Lines containing the string "السرى" are to be collected in full.

─── Data for the task ───

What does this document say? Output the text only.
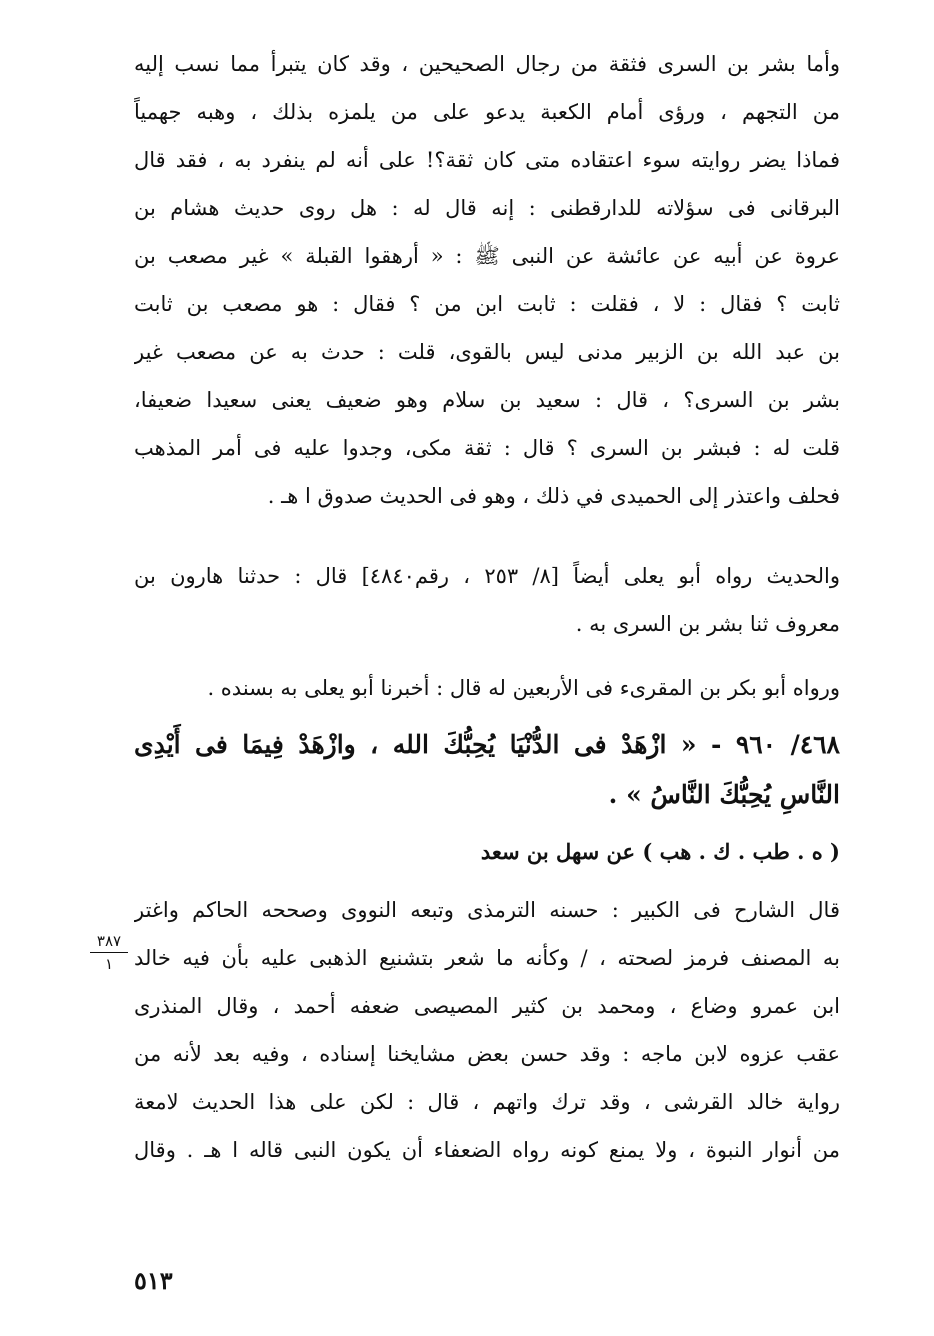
وأما بشر بن السرى فثقة من رجال الصحيحين ، وقد كان يتبرأ مما نسب إليه
من التجهم ، ورؤى أمام الكعبة يدعو على من يلمزه بذلك ، وهبه جهمياً
فماذا يضر روايته سوء اعتقاده متى كان ثقة؟! على أنه لم ينفرد به ، فقد قال
البرقانى فى سؤلاته للدارقطنى : إنه قال له : هل روى حديث هشام بن
عروة عن أبيه عن عائشة عن النبى ﷺ : « أرهقوا القبلة » غير مصعب بن
ثابت ؟ فقال : لا ، فقلت : ثابت ابن من ؟ فقال : هو مصعب بن ثابت
بن عبد الله بن الزبير مدنى ليس بالقوى، قلت : حدث به عن مصعب غير
بشر بن السرى؟ ، قال : سعيد بن سلام وهو ضعيف يعنى سعيدا ضعيفا،
قلت له : فبشر بن السرى ؟ قال : ثقة مكى، وجدوا عليه فى أمر المذهب
فحلف واعتذر إلى الحميدى في ذلك ، وهو فى الحديث صدوق ا هـ .
والحديث رواه أبو يعلى أيضاً [٨/ ٢٥٣ ، رقم٤٨٤٠] قال : حدثنا هارون بن
معروف ثنا بشر بن السرى به .
ورواه أبو بكر بن المقرىء فى الأربعين له قال : أخبرنا أبو يعلى به بسنده .
٤٦٨/ ٩٦٠ - « ازْهَدْ فى الدُّنْيَا يُحِبُّكَ الله ، وازْهَدْ فِيمَا فى أَيْدِى
النَّاسِ يُحِبُّكَ النَّاسُ » .
( ه . طب . ك . هب ) عن سهل بن سعد
قال الشارح فى الكبير : حسنه الترمذى وتبعه النووى وصححه الحاكم واغتر
به المصنف فرمز لصحته ، / وكأنه ما شعر بتشنيع الذهبى عليه بأن فيه خالد
ابن عمرو وضاع ، ومحمد بن كثير المصيصى ضعفه أحمد ، وقال المنذرى
عقب عزوه لابن ماجه : وقد حسن بعض مشايخنا إسناده ، وفيه بعد لأنه من
رواية خالد القرشى ، وقد ترك واتهم ، قال : لكن على هذا الحديث لامعة
من أنوار النبوة ، ولا يمنع كونه رواه الضعفاء أن يكون النبى قاله ا هـ . وقال
٣٨٧
١
٥١٣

───

Output below
وأما بشر بن السرى فثقة من رجال الصحيحين ، وقد كان يتبرأ مما نسب إليه
بشر بن السرى؟ ، قال : سعيد بن سلام وهو ضعيف يعنى سعيدا ضعيفا،
قلت له : فبشر بن السرى ؟ قال : ثقة مكى، وجدوا عليه فى أمر المذهب
معروف ثنا بشر بن السرى به .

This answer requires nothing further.